WHAT YOU WILL DO: Filter the entries and keep only the lines where the string "أبـو" appears.
━━━━━ DATA FOR PROCESSING ━━━━━
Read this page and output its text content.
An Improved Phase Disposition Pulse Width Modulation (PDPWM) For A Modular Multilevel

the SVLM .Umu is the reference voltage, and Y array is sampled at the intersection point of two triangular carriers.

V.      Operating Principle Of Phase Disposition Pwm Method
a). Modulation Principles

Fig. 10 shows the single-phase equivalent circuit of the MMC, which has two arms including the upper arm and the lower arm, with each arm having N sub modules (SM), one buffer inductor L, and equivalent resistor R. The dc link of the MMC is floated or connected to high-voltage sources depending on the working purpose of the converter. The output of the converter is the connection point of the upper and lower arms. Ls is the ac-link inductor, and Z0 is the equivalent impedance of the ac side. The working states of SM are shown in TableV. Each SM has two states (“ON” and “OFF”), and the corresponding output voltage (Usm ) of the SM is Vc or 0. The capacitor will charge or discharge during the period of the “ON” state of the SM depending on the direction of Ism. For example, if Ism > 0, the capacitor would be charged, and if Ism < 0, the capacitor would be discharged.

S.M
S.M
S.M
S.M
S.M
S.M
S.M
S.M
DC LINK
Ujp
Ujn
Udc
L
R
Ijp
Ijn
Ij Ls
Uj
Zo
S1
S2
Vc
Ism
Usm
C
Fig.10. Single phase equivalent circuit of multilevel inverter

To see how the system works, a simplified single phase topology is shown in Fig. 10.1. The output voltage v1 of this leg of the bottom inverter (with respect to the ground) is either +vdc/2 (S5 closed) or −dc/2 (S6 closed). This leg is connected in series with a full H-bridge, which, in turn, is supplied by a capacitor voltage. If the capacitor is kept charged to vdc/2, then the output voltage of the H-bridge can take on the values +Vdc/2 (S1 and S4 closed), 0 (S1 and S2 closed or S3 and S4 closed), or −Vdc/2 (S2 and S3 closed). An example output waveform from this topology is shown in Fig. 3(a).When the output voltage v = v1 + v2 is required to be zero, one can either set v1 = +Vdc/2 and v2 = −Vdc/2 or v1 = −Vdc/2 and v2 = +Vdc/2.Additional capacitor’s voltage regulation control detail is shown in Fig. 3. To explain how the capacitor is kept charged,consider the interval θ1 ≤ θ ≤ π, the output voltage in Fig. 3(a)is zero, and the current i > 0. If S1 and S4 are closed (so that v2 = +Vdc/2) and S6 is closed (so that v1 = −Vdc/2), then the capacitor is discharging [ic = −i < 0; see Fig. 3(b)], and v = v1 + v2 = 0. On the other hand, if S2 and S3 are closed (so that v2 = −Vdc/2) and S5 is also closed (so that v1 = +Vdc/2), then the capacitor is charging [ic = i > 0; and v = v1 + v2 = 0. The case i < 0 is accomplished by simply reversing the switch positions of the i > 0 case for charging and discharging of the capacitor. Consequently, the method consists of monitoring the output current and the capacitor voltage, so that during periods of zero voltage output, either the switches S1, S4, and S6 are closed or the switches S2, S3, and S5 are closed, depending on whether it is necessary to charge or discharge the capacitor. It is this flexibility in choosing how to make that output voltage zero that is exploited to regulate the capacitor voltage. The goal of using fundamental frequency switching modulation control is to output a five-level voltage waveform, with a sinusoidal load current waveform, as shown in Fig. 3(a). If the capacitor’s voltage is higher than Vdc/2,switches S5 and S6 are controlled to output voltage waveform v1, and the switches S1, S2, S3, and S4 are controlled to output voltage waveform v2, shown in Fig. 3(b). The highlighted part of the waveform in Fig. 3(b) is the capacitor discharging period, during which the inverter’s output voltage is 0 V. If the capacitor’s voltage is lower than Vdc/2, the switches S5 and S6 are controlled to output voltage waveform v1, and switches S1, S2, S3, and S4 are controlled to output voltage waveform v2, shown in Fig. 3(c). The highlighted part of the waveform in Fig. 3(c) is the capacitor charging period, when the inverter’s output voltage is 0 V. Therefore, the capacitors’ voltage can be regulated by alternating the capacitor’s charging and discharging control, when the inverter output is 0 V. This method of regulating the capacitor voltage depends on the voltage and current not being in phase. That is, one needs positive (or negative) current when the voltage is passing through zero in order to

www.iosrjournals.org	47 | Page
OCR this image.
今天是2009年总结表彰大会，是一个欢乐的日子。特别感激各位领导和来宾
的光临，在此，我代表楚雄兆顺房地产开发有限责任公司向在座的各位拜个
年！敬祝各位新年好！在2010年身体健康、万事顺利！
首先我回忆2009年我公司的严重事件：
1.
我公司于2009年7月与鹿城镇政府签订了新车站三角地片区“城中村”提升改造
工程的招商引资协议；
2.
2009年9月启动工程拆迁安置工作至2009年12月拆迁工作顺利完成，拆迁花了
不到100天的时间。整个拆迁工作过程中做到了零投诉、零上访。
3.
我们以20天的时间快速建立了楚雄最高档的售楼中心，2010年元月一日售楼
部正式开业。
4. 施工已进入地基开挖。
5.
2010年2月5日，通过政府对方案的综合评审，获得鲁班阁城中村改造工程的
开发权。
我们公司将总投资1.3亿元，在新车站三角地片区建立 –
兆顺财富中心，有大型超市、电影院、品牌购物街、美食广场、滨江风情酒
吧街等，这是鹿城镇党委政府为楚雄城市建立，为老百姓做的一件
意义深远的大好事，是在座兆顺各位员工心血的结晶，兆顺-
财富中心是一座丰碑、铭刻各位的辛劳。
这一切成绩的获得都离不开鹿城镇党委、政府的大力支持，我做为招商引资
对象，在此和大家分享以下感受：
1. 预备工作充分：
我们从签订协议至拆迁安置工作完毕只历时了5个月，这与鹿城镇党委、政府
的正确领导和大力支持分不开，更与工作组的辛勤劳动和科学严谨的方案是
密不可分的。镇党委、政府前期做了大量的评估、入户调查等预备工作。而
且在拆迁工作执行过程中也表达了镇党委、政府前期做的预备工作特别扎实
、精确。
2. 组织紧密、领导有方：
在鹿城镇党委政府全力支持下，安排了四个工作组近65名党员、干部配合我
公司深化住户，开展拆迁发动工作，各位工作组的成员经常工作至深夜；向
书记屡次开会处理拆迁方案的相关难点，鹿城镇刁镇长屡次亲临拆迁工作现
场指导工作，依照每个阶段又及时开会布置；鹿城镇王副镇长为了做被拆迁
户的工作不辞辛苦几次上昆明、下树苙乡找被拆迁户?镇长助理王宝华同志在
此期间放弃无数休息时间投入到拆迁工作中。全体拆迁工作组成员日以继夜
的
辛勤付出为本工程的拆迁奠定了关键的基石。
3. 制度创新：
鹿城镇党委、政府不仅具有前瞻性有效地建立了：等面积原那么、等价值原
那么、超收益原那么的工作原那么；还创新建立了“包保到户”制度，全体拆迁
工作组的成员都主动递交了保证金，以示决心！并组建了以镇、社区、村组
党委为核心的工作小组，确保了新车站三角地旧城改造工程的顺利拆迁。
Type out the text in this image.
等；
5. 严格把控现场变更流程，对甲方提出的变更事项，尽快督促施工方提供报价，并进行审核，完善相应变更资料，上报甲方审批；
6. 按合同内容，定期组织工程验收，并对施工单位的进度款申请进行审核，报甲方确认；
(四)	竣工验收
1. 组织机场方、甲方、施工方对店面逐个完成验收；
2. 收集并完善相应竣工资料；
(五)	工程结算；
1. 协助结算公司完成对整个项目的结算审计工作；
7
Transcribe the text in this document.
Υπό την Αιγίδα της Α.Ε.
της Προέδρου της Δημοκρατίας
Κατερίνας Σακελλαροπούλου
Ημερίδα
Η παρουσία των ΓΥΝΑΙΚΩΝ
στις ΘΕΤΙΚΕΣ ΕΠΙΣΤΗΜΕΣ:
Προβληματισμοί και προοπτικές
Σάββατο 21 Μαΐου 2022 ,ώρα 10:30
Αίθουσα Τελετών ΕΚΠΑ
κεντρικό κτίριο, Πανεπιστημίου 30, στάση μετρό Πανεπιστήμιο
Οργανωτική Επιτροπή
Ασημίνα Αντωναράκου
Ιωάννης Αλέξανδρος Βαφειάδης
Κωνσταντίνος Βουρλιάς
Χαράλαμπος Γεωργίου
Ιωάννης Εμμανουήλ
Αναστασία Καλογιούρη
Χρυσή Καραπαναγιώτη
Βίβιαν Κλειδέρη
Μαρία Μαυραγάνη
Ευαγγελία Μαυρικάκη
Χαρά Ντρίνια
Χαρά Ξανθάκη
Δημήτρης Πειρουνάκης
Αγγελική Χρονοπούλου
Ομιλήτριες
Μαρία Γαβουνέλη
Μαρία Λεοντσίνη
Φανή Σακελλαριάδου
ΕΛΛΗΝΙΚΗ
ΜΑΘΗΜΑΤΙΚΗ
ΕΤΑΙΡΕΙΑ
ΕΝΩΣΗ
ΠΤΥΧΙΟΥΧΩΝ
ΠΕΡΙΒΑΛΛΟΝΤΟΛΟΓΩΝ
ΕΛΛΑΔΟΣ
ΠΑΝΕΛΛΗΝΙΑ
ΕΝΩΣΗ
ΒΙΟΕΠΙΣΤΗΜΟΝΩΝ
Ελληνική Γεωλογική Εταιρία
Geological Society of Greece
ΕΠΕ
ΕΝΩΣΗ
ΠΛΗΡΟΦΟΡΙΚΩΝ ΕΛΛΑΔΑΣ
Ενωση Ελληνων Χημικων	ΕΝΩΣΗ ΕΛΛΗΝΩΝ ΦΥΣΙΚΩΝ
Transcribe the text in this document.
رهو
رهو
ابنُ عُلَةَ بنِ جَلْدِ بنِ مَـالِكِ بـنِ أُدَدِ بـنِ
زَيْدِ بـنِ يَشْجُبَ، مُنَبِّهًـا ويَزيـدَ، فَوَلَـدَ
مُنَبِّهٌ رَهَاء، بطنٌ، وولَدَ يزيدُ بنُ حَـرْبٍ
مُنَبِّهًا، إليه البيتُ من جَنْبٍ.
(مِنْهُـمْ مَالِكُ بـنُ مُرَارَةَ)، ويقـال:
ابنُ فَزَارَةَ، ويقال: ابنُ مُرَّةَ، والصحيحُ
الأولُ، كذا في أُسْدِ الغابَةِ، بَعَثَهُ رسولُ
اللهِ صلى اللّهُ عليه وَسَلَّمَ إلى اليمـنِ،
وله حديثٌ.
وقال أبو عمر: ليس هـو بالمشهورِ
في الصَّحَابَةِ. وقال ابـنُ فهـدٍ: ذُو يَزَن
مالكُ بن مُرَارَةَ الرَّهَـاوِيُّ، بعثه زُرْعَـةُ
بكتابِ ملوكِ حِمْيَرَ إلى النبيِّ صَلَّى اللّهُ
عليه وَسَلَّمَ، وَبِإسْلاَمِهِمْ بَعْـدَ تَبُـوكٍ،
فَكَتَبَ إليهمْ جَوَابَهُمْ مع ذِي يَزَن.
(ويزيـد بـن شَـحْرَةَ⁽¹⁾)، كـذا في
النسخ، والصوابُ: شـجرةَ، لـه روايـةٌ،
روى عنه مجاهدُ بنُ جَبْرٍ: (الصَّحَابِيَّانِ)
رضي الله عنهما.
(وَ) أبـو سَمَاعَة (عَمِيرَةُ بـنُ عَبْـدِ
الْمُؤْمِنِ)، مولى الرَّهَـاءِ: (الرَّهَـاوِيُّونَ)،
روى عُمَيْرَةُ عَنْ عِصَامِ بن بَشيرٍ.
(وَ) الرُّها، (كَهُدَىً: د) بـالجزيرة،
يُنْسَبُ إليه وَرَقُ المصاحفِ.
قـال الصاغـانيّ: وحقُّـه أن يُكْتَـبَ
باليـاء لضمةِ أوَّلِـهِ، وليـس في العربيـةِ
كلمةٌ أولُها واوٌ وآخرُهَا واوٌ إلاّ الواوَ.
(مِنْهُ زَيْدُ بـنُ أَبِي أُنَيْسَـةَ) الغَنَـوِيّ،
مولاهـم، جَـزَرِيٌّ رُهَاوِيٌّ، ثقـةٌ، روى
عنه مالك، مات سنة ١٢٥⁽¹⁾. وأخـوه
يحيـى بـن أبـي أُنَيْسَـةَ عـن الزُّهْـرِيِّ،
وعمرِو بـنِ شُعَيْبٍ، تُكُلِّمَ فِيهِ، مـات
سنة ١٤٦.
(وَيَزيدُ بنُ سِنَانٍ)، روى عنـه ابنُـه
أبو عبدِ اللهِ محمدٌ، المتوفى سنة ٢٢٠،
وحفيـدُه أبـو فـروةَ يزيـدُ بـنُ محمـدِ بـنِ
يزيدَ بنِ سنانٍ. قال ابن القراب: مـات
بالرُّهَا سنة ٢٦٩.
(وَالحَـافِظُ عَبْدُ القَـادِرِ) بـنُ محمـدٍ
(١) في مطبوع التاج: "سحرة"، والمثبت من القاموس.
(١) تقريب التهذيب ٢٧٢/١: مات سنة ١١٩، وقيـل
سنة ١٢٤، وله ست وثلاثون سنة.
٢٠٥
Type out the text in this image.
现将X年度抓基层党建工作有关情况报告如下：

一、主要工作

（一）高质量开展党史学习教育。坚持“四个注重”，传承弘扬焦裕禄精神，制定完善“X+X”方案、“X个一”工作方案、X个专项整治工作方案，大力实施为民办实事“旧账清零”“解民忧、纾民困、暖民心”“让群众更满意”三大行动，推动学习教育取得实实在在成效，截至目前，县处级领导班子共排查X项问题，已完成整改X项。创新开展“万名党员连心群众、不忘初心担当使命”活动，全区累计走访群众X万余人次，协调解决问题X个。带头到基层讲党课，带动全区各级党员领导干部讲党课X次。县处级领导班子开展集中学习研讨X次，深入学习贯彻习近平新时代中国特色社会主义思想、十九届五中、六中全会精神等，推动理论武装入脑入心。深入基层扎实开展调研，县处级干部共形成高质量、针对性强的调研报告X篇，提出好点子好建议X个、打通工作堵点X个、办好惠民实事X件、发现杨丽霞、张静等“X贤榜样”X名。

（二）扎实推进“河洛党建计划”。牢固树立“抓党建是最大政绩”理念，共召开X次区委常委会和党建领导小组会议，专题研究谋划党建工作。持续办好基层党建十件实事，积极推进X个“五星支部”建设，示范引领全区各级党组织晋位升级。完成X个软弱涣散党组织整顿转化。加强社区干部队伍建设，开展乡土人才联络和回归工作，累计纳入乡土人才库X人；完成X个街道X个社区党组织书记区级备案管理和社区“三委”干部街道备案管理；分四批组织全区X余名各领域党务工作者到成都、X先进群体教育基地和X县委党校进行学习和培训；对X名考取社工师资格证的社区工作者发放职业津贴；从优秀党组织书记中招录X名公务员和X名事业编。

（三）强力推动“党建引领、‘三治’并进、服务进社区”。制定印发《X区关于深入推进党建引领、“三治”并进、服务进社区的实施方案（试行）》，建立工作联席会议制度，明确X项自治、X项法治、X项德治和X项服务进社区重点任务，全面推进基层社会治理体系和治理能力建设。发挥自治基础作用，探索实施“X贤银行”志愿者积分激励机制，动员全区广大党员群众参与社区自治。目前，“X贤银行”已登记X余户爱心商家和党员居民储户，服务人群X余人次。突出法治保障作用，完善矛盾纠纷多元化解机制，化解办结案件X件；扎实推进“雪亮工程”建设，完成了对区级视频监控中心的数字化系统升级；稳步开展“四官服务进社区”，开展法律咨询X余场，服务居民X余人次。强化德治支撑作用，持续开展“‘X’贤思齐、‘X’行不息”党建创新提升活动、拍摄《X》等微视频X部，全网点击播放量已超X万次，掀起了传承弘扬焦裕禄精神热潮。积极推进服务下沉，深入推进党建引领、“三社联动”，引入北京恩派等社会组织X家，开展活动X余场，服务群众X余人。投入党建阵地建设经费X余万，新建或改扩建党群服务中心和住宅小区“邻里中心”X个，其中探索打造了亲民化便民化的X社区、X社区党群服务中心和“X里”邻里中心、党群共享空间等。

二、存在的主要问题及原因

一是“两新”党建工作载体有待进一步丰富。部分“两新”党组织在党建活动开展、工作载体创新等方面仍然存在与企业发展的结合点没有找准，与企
━━━━━
COMPLETE ANSWER:
(وَ) أبـو سَمَاعَة (عَمِيرَةُ بـنُ عَبْـدِ
وحفيـدُه أبـو فـروةَ يزيـدُ بـنُ محمـدِ بـنِ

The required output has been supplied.